▶ **YOUR OBJECTIVE**
Leave out the pictures and transcribe the rest of the records exactly.

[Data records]
★ ★ ★ ★ ★

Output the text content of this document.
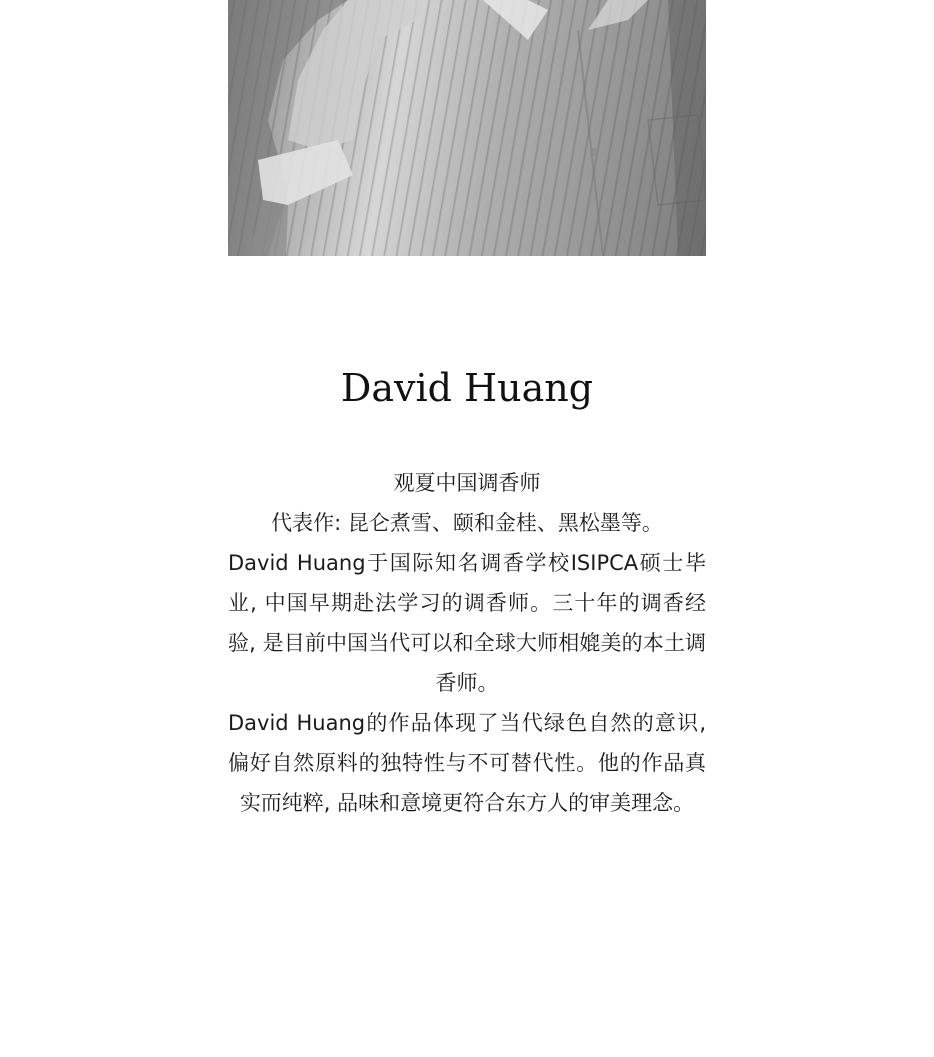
David Huang

观夏中国调香师

代表作: 昆仑煮雪、颐和金桂、黑松墨等。

David Huang于国际知名调香学校ISIPCA硕士毕业, 中国早期赴法学习的调香师。三十年的调香经验, 是目前中国当代可以和全球大师相媲美的本土调香师。

David Huang的作品体现了当代绿色自然的意识, 偏好自然原料的独特性与不可替代性。他的作品真实而纯粹, 品味和意境更符合东方人的审美理念。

★ ★ ★ ★ ★

▶ **TASK RESULT**
Output the text content of this document.
David Huang

观夏中国调香师

代表作: 昆仑煮雪、颐和金桂、黑松墨等。

David Huang于国际知名调香学校ISIPCA硕士毕业, 中国早期赴法学习的调香师。三十年的调香经验, 是目前中国当代可以和全球大师相媲美的本土调香师。

David Huang的作品体现了当代绿色自然的意识, 偏好自然原料的独特性与不可替代性。他的作品真实而纯粹, 品味和意境更符合东方人的审美理念。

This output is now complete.